YOUR GOAL ▸
Count each line in which the word "revision" appears. Reply with the total and nothing more.

:: GIVEN INFORMATION

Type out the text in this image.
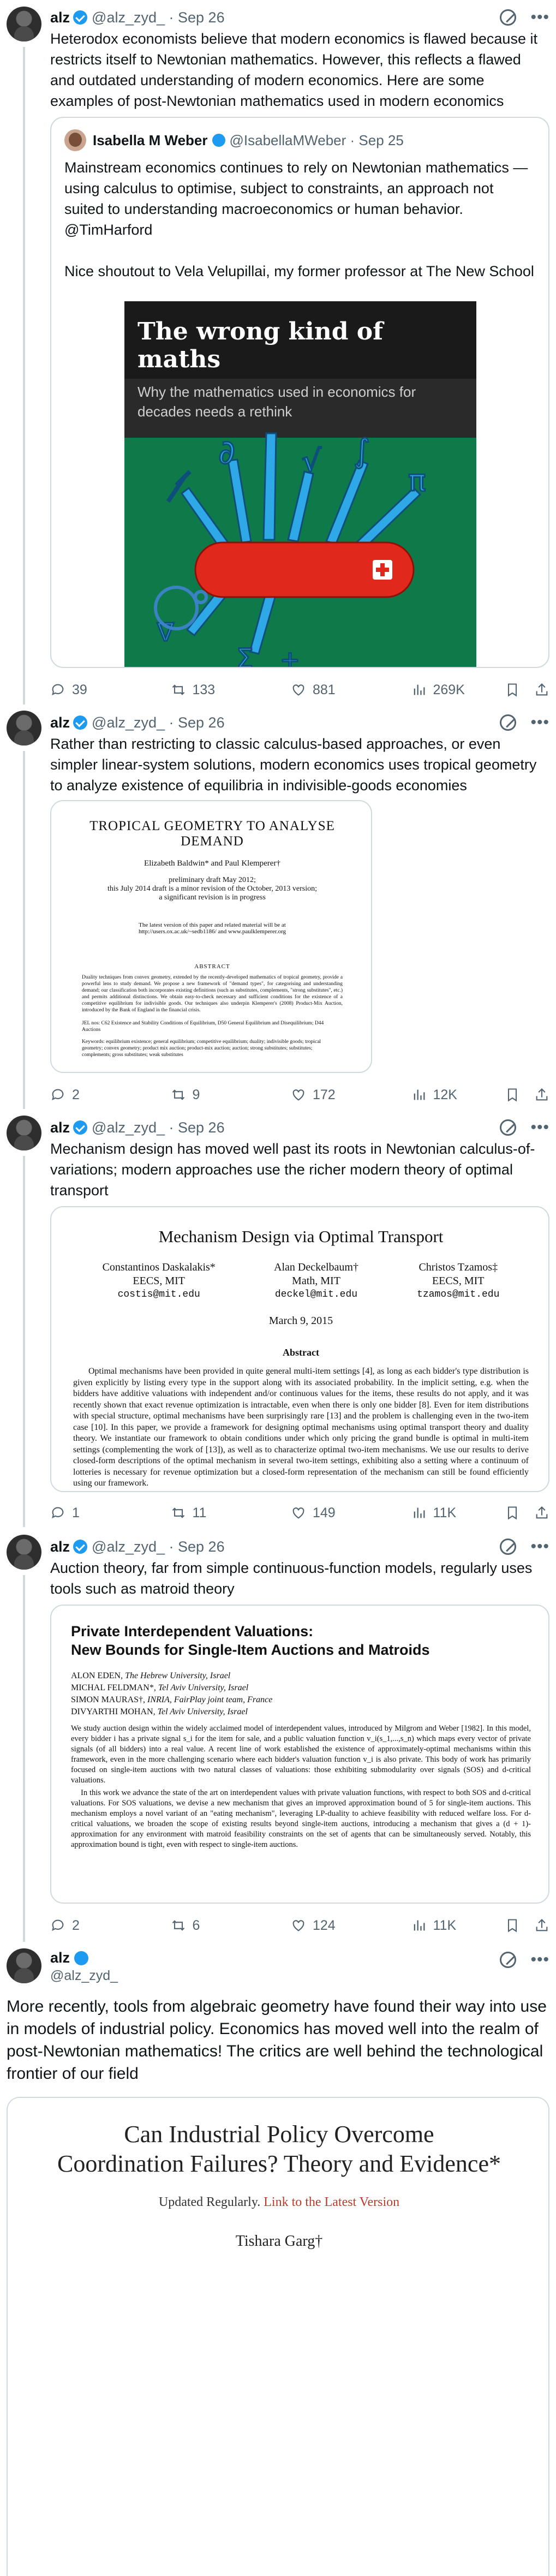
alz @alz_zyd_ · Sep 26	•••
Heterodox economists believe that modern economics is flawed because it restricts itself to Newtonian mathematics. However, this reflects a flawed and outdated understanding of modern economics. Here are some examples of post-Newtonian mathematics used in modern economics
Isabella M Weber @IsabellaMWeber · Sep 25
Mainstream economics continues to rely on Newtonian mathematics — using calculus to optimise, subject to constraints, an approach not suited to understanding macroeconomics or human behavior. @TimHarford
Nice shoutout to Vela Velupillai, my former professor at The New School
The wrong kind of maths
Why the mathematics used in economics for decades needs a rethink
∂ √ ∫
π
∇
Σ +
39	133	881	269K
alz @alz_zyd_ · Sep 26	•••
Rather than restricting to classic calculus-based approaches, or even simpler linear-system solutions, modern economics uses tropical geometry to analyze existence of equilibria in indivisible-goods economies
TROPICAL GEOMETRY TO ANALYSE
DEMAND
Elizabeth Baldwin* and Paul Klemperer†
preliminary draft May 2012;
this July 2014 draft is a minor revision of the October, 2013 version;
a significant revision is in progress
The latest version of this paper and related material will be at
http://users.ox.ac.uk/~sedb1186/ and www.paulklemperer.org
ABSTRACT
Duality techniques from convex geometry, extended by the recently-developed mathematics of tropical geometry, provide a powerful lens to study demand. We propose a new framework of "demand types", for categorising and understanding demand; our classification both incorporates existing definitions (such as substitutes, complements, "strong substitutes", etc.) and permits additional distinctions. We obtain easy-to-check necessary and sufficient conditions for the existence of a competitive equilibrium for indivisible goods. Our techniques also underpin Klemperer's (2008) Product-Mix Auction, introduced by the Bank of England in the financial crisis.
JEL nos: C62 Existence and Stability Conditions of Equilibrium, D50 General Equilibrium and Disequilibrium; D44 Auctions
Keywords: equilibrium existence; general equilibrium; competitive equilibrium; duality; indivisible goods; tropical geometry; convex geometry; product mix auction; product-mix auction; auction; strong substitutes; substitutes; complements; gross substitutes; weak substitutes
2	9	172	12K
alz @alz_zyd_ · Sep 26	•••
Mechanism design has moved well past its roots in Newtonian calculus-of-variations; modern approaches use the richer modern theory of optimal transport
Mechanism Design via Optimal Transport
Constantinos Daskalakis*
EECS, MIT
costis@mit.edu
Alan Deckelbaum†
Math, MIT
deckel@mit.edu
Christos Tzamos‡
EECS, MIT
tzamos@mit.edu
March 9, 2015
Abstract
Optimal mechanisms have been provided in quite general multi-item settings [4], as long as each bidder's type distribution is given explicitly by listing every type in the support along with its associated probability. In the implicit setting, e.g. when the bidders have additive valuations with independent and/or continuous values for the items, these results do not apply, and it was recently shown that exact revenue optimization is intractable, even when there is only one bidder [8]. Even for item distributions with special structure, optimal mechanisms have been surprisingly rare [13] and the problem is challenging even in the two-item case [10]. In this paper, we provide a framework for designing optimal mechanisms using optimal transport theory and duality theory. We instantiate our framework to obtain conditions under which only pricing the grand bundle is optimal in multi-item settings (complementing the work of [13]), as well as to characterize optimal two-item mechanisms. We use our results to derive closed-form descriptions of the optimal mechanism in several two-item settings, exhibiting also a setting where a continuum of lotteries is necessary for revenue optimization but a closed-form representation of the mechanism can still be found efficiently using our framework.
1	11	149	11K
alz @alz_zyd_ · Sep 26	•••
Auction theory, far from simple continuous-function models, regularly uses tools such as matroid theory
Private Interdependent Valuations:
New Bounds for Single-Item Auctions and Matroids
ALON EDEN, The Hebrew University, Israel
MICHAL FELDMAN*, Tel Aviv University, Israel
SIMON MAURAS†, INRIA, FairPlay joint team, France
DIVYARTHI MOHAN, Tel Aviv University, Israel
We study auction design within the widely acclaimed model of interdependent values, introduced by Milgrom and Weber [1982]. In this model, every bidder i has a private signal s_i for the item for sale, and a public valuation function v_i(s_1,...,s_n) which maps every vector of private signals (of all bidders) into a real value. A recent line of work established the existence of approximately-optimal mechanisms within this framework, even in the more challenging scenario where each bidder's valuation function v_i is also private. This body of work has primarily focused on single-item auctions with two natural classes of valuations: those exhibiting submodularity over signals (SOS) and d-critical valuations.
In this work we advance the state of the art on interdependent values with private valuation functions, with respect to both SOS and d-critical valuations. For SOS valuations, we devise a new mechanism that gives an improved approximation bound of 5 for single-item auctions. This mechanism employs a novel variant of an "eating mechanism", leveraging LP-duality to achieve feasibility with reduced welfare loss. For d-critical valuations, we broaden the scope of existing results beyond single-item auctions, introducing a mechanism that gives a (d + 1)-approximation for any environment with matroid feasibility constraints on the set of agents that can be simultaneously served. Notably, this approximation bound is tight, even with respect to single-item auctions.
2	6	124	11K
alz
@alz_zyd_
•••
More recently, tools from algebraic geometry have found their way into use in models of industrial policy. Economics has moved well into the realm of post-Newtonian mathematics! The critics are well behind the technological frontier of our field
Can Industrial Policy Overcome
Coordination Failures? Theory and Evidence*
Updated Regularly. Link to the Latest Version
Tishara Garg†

::::
:: GIVEN INFORMATION

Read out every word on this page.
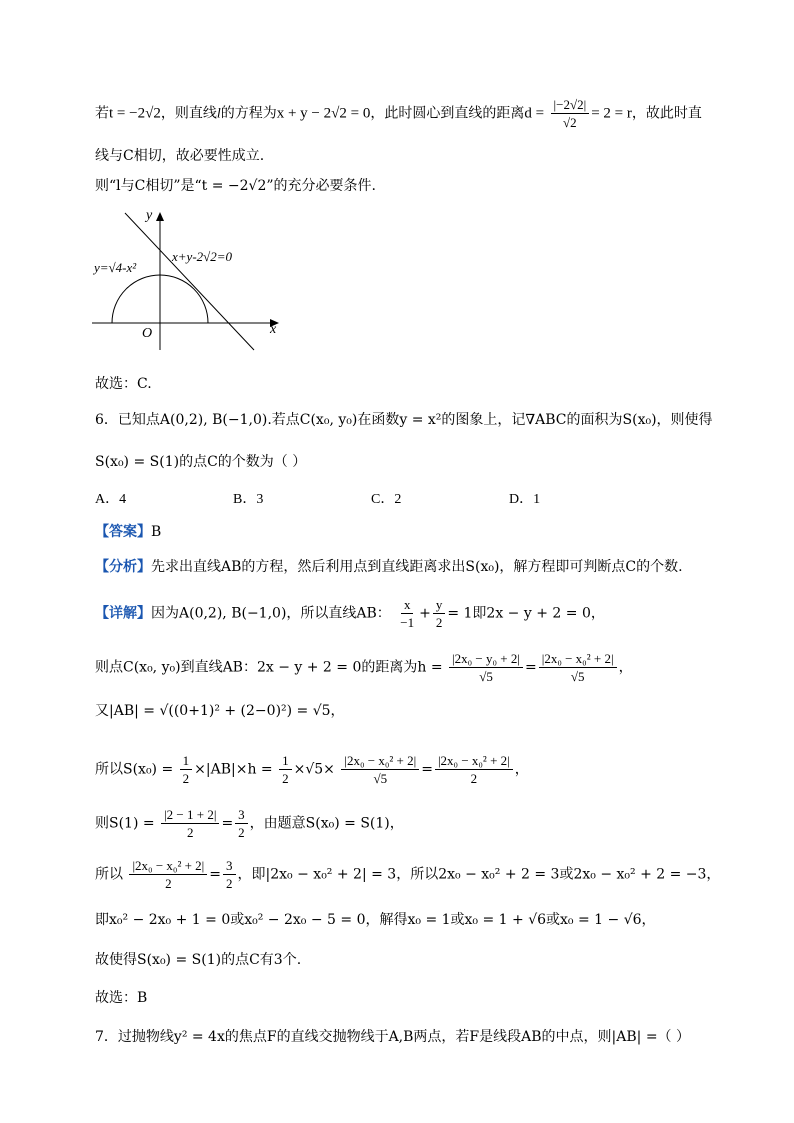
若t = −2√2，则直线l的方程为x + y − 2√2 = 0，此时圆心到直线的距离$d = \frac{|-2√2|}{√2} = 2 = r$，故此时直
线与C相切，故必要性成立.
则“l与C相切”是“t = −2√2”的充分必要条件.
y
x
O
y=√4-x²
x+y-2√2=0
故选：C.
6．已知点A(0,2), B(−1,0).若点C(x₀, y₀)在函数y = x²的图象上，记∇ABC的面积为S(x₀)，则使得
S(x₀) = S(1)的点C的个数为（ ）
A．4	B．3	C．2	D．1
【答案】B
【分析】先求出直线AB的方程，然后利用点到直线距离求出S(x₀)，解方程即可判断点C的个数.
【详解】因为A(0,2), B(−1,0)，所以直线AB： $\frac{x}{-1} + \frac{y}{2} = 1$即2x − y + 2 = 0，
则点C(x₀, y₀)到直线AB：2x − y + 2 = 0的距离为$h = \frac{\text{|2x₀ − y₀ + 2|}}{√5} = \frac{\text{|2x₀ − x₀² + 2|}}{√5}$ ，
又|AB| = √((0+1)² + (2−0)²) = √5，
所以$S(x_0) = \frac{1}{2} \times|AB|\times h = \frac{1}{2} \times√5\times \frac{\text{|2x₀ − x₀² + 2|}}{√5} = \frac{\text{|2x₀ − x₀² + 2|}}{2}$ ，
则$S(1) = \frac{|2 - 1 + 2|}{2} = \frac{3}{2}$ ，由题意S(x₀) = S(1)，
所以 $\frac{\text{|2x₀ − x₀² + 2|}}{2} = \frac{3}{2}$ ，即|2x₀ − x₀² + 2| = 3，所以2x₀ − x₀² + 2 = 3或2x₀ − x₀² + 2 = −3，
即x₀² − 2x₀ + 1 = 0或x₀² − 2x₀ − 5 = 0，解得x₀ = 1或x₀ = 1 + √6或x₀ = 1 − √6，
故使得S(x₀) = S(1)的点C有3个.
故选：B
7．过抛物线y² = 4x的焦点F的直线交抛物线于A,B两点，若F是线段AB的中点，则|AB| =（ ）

::::
:: GIVEN INFORMATION

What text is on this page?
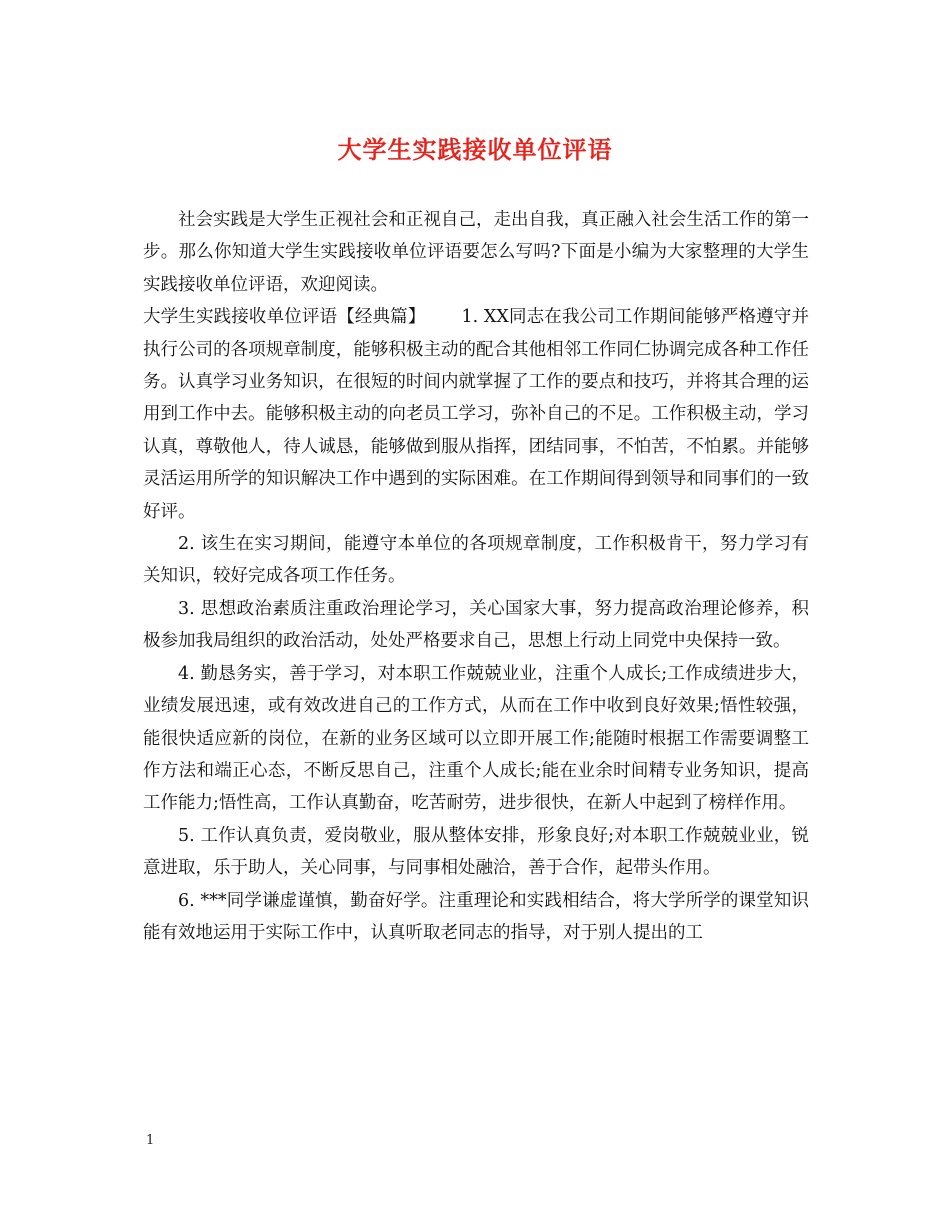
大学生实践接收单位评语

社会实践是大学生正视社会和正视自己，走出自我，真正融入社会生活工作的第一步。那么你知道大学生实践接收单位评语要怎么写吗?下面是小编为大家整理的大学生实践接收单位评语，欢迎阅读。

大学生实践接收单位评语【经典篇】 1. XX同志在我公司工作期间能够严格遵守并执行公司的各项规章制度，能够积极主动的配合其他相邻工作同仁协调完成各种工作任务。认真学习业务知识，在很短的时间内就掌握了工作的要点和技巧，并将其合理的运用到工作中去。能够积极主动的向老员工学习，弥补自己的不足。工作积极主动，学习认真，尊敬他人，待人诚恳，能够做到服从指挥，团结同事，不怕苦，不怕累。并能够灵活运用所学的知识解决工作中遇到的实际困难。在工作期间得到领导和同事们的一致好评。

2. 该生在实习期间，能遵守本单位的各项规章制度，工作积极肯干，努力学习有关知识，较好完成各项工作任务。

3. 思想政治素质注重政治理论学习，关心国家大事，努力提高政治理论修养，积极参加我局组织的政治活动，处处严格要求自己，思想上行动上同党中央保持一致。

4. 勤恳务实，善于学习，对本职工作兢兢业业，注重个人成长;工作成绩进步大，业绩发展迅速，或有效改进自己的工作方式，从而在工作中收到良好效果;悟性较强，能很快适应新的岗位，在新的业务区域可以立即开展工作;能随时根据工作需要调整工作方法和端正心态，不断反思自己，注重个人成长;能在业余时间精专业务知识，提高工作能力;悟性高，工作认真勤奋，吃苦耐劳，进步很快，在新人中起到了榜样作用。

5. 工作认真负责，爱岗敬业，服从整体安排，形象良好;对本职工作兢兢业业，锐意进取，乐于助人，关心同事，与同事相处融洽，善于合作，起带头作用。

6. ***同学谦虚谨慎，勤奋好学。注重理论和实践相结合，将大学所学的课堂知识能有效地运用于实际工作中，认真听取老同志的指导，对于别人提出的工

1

::::

OUTPUT BELOW ▸
2